Source data
▬▬▬▬▬▬

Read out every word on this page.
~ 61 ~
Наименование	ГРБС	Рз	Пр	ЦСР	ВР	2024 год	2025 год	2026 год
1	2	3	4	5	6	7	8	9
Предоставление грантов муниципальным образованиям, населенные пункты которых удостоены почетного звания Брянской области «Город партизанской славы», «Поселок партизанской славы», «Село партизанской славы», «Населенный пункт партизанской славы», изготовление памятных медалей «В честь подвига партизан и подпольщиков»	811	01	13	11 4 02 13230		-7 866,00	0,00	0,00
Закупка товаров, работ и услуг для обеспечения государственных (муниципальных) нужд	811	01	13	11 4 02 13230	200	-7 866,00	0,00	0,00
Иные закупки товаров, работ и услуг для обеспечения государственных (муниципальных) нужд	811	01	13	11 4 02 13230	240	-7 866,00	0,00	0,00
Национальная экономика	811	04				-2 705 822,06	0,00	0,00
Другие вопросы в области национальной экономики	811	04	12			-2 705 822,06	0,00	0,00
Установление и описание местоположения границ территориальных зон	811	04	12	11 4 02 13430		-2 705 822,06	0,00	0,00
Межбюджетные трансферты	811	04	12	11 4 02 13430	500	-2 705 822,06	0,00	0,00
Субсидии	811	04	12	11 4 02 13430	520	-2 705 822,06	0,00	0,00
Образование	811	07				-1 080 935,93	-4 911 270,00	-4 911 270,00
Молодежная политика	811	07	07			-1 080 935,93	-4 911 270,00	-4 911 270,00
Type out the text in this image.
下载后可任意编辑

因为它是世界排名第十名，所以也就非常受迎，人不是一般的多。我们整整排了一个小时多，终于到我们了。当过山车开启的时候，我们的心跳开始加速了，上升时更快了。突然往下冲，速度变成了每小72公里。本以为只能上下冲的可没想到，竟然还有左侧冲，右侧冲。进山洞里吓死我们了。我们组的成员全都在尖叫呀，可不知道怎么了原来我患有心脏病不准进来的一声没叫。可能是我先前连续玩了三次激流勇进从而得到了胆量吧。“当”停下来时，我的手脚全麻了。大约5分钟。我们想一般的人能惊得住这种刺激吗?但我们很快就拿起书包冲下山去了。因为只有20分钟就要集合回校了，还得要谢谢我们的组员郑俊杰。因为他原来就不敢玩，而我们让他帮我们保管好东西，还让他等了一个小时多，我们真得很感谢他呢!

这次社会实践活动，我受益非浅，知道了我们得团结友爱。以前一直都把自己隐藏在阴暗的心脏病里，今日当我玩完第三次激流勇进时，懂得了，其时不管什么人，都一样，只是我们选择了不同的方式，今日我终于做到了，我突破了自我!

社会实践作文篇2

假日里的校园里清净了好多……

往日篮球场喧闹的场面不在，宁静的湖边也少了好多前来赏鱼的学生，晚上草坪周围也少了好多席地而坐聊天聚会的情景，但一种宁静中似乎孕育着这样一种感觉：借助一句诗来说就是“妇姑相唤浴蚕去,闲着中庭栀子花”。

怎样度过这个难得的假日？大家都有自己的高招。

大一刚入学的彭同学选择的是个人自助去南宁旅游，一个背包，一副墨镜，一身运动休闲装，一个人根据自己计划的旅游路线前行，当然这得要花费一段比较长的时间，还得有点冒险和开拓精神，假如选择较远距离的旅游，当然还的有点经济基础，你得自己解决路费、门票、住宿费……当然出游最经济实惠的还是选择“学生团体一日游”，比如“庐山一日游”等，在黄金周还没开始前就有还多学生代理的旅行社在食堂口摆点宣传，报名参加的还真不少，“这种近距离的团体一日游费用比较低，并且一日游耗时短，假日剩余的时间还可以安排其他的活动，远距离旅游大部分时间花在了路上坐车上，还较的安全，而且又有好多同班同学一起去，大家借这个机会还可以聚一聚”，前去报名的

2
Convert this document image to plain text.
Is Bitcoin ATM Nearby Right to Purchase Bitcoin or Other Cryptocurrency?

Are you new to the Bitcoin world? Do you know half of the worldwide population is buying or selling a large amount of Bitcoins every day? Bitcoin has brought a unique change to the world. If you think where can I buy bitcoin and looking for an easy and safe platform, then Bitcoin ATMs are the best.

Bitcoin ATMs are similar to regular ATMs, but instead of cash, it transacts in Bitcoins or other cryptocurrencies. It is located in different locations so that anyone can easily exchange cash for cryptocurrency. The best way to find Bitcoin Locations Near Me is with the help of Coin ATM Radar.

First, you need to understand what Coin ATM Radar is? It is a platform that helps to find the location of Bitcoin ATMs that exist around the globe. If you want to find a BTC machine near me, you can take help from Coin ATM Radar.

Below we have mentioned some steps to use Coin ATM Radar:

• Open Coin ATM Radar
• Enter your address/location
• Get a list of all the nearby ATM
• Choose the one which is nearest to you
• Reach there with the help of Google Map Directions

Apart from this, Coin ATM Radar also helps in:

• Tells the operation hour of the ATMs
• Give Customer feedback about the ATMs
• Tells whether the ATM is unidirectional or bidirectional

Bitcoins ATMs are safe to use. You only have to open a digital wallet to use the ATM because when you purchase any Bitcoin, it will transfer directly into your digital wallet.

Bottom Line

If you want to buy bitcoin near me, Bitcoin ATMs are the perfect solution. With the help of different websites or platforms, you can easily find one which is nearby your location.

▬▬▬▬▬▬

From the listing above, copy all lines holding the word "safe".

# FINAL ANSWER
Are you new to the Bitcoin world? Do you know half of the worldwide population is buying or selling a large amount of Bitcoins every day? Bitcoin has brought a unique change to the world. If you think where can I buy bitcoin and looking for an easy and safe platform, then Bitcoin ATMs are the best.
Bitcoins ATMs are safe to use. You only have to open a digital wallet to use the ATM because when you purchase any Bitcoin, it will transfer directly into your digital wallet.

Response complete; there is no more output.